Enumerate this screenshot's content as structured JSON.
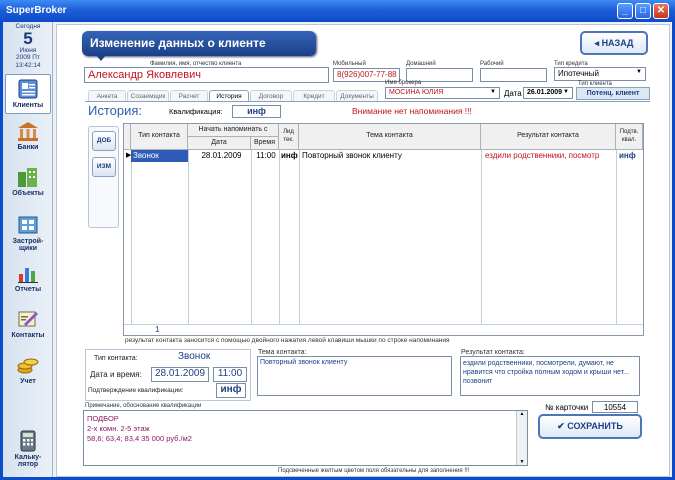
{
  "window": {
    "title": "SuperBroker"
  },
  "sidebar": {
    "today_label": "Сегодня",
    "day": "5",
    "month": "Июня",
    "year_weekday": "2009  Пт",
    "time": "13:42:14",
    "items": [
      {
        "label": "Клиенты",
        "icon": "clients-icon"
      },
      {
        "label": "Банки",
        "icon": "bank-icon"
      },
      {
        "label": "Объекты",
        "icon": "buildings-icon"
      },
      {
        "label": "Застрой-щики",
        "icon": "developers-icon"
      },
      {
        "label": "Отчеты",
        "icon": "reports-chart-icon"
      },
      {
        "label": "Контакты",
        "icon": "contacts-icon"
      },
      {
        "label": "Учет",
        "icon": "coins-icon"
      },
      {
        "label": "Кальку-лятор",
        "icon": "calculator-icon"
      }
    ]
  },
  "header": {
    "title": "Изменение данных о клиенте",
    "back_label": "НАЗАД"
  },
  "client": {
    "fio_label": "Фамилия, имя, отчество клиента",
    "fio": "Александр Яковлевич",
    "mobile_label": "Мобильный",
    "mobile": "8(926)007-77-88",
    "home_label": "Домашний",
    "home": "",
    "work_label": "Рабочий",
    "work": "",
    "credit_type_label": "Тип кредита",
    "credit_type": "Ипотечный",
    "broker_label": "Имя брокера",
    "broker": "МОСИНА ЮЛИЯ",
    "date_label": "Дата",
    "date": "26.01.2009",
    "client_type_label": "Тип клиента",
    "client_type": "Потенц. клиент"
  },
  "tabs": [
    "Анкета",
    "Созаемщик",
    "Расчет",
    "История",
    "Договор",
    "Кредит",
    "Документы"
  ],
  "history": {
    "title": "История:",
    "qualification_label": "Квалификация:",
    "qualification": "инф",
    "warning": "Внимание нет напоминания  !!!",
    "add_label": "ДОБ",
    "edit_label": "ИЗМ",
    "columns": {
      "type": "Тип контакта",
      "remind": "Начать напоминать с",
      "date": "Дата",
      "time": "Время",
      "lid": "Лид тек.",
      "topic": "Тема контакта",
      "result": "Результат контакта",
      "confirm": "Подтв. квал."
    },
    "rows": [
      {
        "type": "Звонок",
        "date": "28.01.2009",
        "time": "11:00",
        "lid": "инф",
        "topic": "Повторный звонок клиенту",
        "result": "ездили родственники, посмотр",
        "confirm": "инф"
      }
    ],
    "count": "1",
    "hint": "результат контакта  заносится с помощью двойного нажатия левой клавиши мышки по строке напоминания"
  },
  "detail": {
    "type_label": "Тип контакта:",
    "type": "Звонок",
    "datetime_label": "Дата и время:",
    "date": "28.01.2009",
    "time": "11:00",
    "confirm_label": "Подтверждение квалификации:",
    "confirm": "инф",
    "topic_label": "Тема контакта:",
    "topic": "Повторный звонок клиенту",
    "result_label": "Результат контакта:",
    "result": "ездили родственники, посмотрели, думают, не нравится что стройка полным ходом и крыши нет... позвонит"
  },
  "notes": {
    "label": "Примечание, обоснование квалификации",
    "lines": [
      "ПОДБОР",
      "2-х комн. 2-5 этаж",
      "58,6; 63,4; 83,4 35 000 руб./м2"
    ]
  },
  "card": {
    "label": "№ карточки",
    "number": "10554"
  },
  "save_label": "СОХРАНИТЬ",
  "footer_hint": "Подсвеченные желтым цветом поля  обязательны для заполнения !!!",
  "colors": {
    "title_bar": "#0c4bc9",
    "accent": "#1c3f86",
    "warning": "#c0141e",
    "selection": "#2f5bb7"
  }
}
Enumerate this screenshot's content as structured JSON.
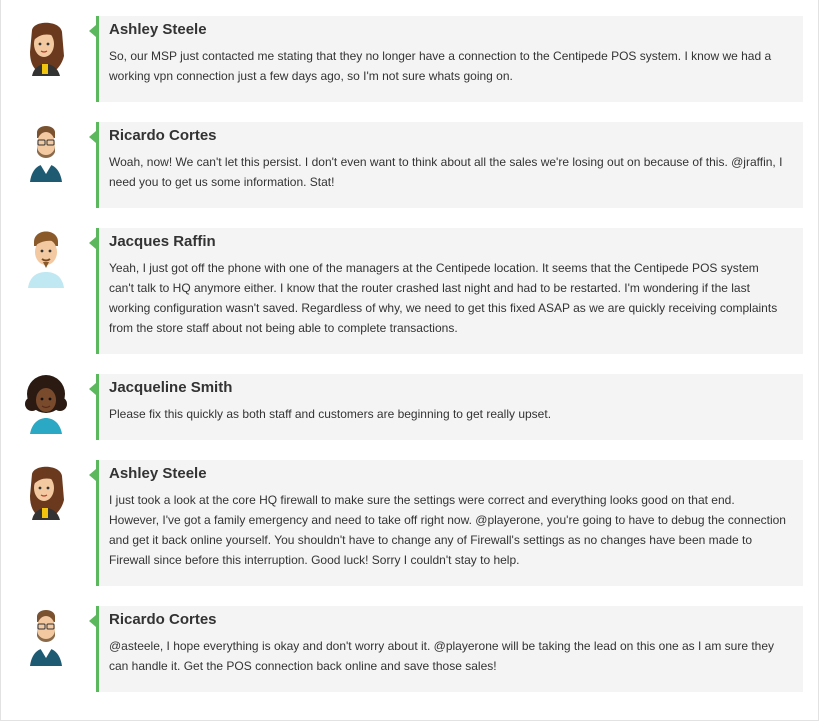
{
  "messages": [
    {
      "author": "Ashley Steele",
      "avatar": "female-avatar-brown-hair-icon",
      "text": "So, our MSP just contacted me stating that they no longer have a connection to the Centipede POS system. I know we had a working vpn connection just a few days ago, so I'm not sure whats going on."
    },
    {
      "author": "Ricardo Cortes",
      "avatar": "male-avatar-glasses-beard-icon",
      "text": "Woah, now! We can't let this persist. I don't even want to think about all the sales we're losing out on because of this. @jraffin, I need you to get us some information. Stat!"
    },
    {
      "author": "Jacques Raffin",
      "avatar": "male-avatar-goatee-icon",
      "text": "Yeah, I just got off the phone with one of the managers at the Centipede location. It seems that the Centipede POS system can't talk to HQ anymore either. I know that the router crashed last night and had to be restarted. I'm wondering if the last working configuration wasn't saved. Regardless of why, we need to get this fixed ASAP as we are quickly receiving complaints from the store staff about not being able to complete transactions."
    },
    {
      "author": "Jacqueline Smith",
      "avatar": "female-avatar-curly-hair-icon",
      "text": "Please fix this quickly as both staff and customers are beginning to get really upset."
    },
    {
      "author": "Ashley Steele",
      "avatar": "female-avatar-brown-hair-icon",
      "text": "I just took a look at the core HQ firewall to make sure the settings were correct and everything looks good on that end. However, I've got a family emergency and need to take off right now. @playerone, you're going to have to debug the connection and get it back online yourself. You shouldn't have to change any of Firewall's settings as no changes have been made to Firewall since before this interruption. Good luck! Sorry I couldn't stay to help."
    },
    {
      "author": "Ricardo Cortes",
      "avatar": "male-avatar-glasses-beard-icon",
      "text": "@asteele, I hope everything is okay and don't worry about it. @playerone will be taking the lead on this one as I am sure they can handle it. Get the POS connection back online and save those sales!"
    }
  ],
  "colors": {
    "accent": "#5cb85c",
    "bubble": "#f4f4f4",
    "text": "#333333"
  }
}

_Directive:_ Find every line in the records above that contains the word "квалификации", and copy each one.

_Response below:_
    "confirm_label": "Подтверждение квалификации:",
    "label": "Примечание, обоснование квалификации",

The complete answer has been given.